* [Task goal]: Write the material out again in full, exactly.

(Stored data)
┏━━

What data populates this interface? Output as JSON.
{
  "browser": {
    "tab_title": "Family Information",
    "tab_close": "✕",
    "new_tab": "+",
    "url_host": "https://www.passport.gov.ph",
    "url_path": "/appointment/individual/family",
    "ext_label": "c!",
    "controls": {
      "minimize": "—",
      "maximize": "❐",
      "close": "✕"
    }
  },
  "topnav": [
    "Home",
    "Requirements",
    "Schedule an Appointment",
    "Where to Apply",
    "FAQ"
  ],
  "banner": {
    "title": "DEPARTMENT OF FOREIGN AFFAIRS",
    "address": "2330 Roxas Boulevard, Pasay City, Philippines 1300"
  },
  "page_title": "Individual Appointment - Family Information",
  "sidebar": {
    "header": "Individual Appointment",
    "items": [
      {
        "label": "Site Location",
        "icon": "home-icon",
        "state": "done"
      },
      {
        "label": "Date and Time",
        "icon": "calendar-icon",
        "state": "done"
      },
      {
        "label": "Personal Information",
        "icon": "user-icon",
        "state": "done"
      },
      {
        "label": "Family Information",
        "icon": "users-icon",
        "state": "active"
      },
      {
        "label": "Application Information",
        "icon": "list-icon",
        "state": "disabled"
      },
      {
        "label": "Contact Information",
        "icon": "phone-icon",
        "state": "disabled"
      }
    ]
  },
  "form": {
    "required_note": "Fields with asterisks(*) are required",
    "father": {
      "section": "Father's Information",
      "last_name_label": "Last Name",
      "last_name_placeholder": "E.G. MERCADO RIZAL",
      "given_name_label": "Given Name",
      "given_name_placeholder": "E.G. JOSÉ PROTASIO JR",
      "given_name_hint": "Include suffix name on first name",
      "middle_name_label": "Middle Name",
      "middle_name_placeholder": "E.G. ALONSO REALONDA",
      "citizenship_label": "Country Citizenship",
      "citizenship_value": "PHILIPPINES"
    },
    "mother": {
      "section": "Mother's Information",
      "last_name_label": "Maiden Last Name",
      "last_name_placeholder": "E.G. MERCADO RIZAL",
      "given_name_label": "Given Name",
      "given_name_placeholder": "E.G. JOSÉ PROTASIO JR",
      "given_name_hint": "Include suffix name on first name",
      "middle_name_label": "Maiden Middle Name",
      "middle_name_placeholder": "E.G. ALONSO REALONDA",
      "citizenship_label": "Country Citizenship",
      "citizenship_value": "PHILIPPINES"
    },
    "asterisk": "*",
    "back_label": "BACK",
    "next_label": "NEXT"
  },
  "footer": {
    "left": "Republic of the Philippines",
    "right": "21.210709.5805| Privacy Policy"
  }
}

┗━━

* [Complete response]:
What data populates this interface? Output as JSON.
{
  "browser": {
    "tab_title": "Family Information",
    "tab_close": "✕",
    "new_tab": "+",
    "url_host": "https://www.passport.gov.ph",
    "url_path": "/appointment/individual/family",
    "ext_label": "c!",
    "controls": {
      "minimize": "—",
      "maximize": "❐",
      "close": "✕"
    }
  },
  "topnav": [
    "Home",
    "Requirements",
    "Schedule an Appointment",
    "Where to Apply",
    "FAQ"
  ],
  "banner": {
    "title": "DEPARTMENT OF FOREIGN AFFAIRS",
    "address": "2330 Roxas Boulevard, Pasay City, Philippines 1300"
  },
  "page_title": "Individual Appointment - Family Information",
  "sidebar": {
    "header": "Individual Appointment",
    "items": [
      {
        "label": "Site Location",
        "icon": "home-icon",
        "state": "done"
      },
      {
        "label": "Date and Time",
        "icon": "calendar-icon",
        "state": "done"
      },
      {
        "label": "Personal Information",
        "icon": "user-icon",
        "state": "done"
      },
      {
        "label": "Family Information",
        "icon": "users-icon",
        "state": "active"
      },
      {
        "label": "Application Information",
        "icon": "list-icon",
        "state": "disabled"
      },
      {
        "label": "Contact Information",
        "icon": "phone-icon",
        "state": "disabled"
      }
    ]
  },
  "form": {
    "required_note": "Fields with asterisks(*) are required",
    "father": {
      "section": "Father's Information",
      "last_name_label": "Last Name",
      "last_name_placeholder": "E.G. MERCADO RIZAL",
      "given_name_label": "Given Name",
      "given_name_placeholder": "E.G. JOSÉ PROTASIO JR",
      "given_name_hint": "Include suffix name on first name",
      "middle_name_label": "Middle Name",
      "middle_name_placeholder": "E.G. ALONSO REALONDA",
      "citizenship_label": "Country Citizenship",
      "citizenship_value": "PHILIPPINES"
    },
    "mother": {
      "section": "Mother's Information",
      "last_name_label": "Maiden Last Name",
      "last_name_placeholder": "E.G. MERCADO RIZAL",
      "given_name_label": "Given Name",
      "given_name_placeholder": "E.G. JOSÉ PROTASIO JR",
      "given_name_hint": "Include suffix name on first name",
      "middle_name_label": "Maiden Middle Name",
      "middle_name_placeholder": "E.G. ALONSO REALONDA",
      "citizenship_label": "Country Citizenship",
      "citizenship_value": "PHILIPPINES"
    },
    "asterisk": "*",
    "back_label": "BACK",
    "next_label": "NEXT"
  },
  "footer": {
    "left": "Republic of the Philippines",
    "right": "21.210709.5805| Privacy Policy"
  }
}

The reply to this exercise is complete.